*SOURCE TEXT*
Five reproducible procedures, each emitted as a Schema.org HowTo object with a populated step array, tool list, supply list, and totalTime. Designed so AI agents resolving a “how do I X?” query can quote the step list verbatim instead of paraphrasing.

Quick index

  1. How to Reproduce the Korean RAG SSOT Golden 50 Benchmark
  2. How to Build a Multi-Device AI Agent Fleet
  3. How to Implement V-Score Quality Gating
  4. How to Set Up a Wikidata Knowledge Graph for a 1-Person Organization
  5. How to Manufacture Trust Signals for AI Citation Pickup

How to Reproduce the Korean RAG SSOT Golden 50 Benchmark

Step-by-step procedure for reproducing the 50-task Korean retrieval-evaluation benchmark Neo Genesis publishes on Hugging Face under CC-BY-4.0.

Total time: PT45M
Yield: A scored RAG evaluation run with recall@10, ndcg@10, p95 latency, credential leak rate, and injection quarantine recall.

Tools

  • Python 3.11+
  • uv or pip
  • any RAG retriever (BM25, dense, hybrid)
  • JSONL parser

Supplies

  • Hugging Face dataset: neogenesislab/korean-rag-ssot-golden-50
  • A Korean-capable embedding model (KURE-v1, multilingual-e5, or equivalent)
  • A reranker (BGE-reranker-v2-m3 recommended)

Steps

  1. Pull the dataset. Download the JSONL from Hugging Face: huggingface-cli download datasets/neogenesislab/korean-rag-ssot-golden-50. Each row carries a query, expected_doc_ids, expected_substrings, and 5 metric thresholds.
  2. Index your corpus. Build BM25 + dense indices over the test corpus released alongside the dataset. The dataset card lists the canonical document collection.
  3. Run retrieval. For each of the 50 queries, retrieve top-50, rerank to top-10, and capture the ranked doc IDs plus end-to-end latency.
  4. Score against expected outputs. Compute recall@10 and ndcg@10 against expected_doc_ids; check expected_substrings appear in retrieved chunks; verify credential_leak_rate stays at 0.0 and injection_quarantine_recall stays ≥ 0.95.

*DATA EXCERPTS*
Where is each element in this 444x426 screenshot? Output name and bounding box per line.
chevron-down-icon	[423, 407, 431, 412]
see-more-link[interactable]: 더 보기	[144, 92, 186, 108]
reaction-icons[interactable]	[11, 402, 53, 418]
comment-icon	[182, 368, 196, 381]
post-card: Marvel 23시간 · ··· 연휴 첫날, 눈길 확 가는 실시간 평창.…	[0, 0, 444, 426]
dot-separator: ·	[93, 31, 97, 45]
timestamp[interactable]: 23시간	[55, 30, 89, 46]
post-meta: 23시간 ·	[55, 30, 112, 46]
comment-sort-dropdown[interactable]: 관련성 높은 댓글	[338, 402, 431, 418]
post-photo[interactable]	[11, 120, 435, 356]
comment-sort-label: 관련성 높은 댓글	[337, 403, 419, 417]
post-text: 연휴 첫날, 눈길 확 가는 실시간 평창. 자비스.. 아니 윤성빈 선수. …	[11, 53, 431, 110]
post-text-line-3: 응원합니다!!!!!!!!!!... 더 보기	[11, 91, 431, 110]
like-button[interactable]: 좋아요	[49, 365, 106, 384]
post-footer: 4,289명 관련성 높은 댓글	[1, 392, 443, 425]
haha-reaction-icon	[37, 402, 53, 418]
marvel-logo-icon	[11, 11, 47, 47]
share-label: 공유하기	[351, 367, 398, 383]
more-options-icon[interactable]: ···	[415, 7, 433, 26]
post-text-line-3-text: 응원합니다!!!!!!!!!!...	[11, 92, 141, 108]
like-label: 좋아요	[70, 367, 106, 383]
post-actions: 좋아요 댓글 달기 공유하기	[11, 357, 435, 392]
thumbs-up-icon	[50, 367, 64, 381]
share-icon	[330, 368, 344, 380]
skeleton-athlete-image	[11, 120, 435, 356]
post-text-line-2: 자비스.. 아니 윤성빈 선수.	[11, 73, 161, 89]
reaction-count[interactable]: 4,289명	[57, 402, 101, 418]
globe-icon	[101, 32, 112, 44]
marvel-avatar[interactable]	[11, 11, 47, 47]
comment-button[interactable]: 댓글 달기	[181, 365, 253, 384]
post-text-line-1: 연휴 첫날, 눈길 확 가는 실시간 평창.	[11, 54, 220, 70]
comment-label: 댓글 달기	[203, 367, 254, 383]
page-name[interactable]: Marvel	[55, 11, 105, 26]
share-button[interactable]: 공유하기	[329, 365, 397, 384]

*DIRECTIONS*
a) According to the procedures text, which reranker is recommended for reproducing the Korean benchmark?
b) Decide whether each statement agrees with the procedures text, and support each yes or no with the deciding words quoted from it: (i) the benchmark dataset is published on Hugging Face under CC-BY-4.0; (ii) after retrieval, results are reranked down to the top 50; (iii) Python 3.9 meets the tool requirement.
c) Pick up the procedures text after its final sentence, "verify credential_leak_rate stays at 0.0 and injection_quarantine_recall stays ≥ 0.95," and keep writing in the same style.

*YOUR WRITTEN ANSWERS*
a) BGE-reranker-v2-m3.

b)
(i) Yes: "publishes on Hugging Face under CC-BY-4.0".
(ii) No: "retrieve top-50, rerank to top-10".
(iii) No: "Python 3.11+".

c)
  5. Compare to baseline. The dataset card publishes Neo Genesis' own scores. A reproduction is considered valid when recall@10 is within ±3 percentage points and credential_leak_rate is exactly 0.0.
Related: RAG Master Design v1 (paper)

How to Build a Multi-Device AI Agent Fleet

Stepwise procedure for setting up a Sora-style multi-device fleet — server orchestrator, GPU worker, mobile approval surface — with a Magentic Dual Ledger and a Disclose-and-Confirm hook pipeline.

Total time: PT1D
Yield: A working multi-device fleet with shared SSOT, encrypted private mesh, and tier-aware permission enforcement.

Tools

  • Tailscale
  • Redis
  • Python 3.11+
  • Docker
  • OpenSSH
  • git

Supplies

  • At least 2 devices (1 always-on server + 1 worker is the minimum viable topology)
  • A Telegram bot token (or equivalent chat surface) for owner approvals
  • A shared Git repository for the SSOT (.agent/ directory)

Steps

  1. Set up the encrypted mesh. Install Tailscale on every device. The free tier (up to 100 devices) is sufficient for a 1-person fleet. Confirm every node can ping every other node by Tailscale hostname.
  2. Define device tiers. Classify each device by tier — personal-root, gpu-worker, server, company-work-pc, team-mac, mobile-operator. The tier constrains what kinds of actions the device may take. Record tiers in .agent/policies/blast_radius.yaml.
  3. Create the SSOT directory. Initialize .agent/ with NEO_MASTER_RULES.md, BIBLE.md, knowledge/, policies/, and shared-brain/. Commit to the shared Git repo. Every adapter (root CLAUDE.md, AGENTS.md, GEMINI.md) is a generated file.
  4. Stand up the orchestrator. On the server, run a single Python process that owns the Telegram bot, the Redis queue, and the cron scheduler. Mount .agent/shared-brain/ read-write here.
  5. Wire up the hook pipeline. Implement four hooks: SessionStart (load policy), UserPromptSubmit (intent classify), PreToolUse (Blast Radius gate + DisclosureBundle), PostToolUse (write Progress Ledger). Anything tier-2 or above is owner-gated.
  6. Test with a synthetic task. From mobile, send a tier-0 read-only task (e.g. 'show server uptime'). It should execute without prompting. Send a tier-3 task (e.g. 'restart docker container'); it should produce a DisclosureBundle that the operator must confirm.
Related: Sora architecture deep-diveBlast Radius

How to Implement V-Score Quality Gating

Reproducible procedure for adding a V-Score quality gate to a content pipeline. V-Score blends six sub-metrics and blocks publication below threshold 184.5.

Total time: PT4H
Yield: A pre-publish quality gate that rejects low-fact-density, low-EEAT, low-citation, low-originality content automatically.

Tools

  • Python 3.11+
  • an LLM-as-judge model (Claude Sonnet, Gemini Flash, or GPT-4o-mini)
  • spaCy or kiwipiepy for token counting

Supplies

  • A corpus of already-shipped content as the originality reference
  • A list of authoritative external domains for citation scoring
  • Schema.org coverage checker (pure regex over JSON-LD)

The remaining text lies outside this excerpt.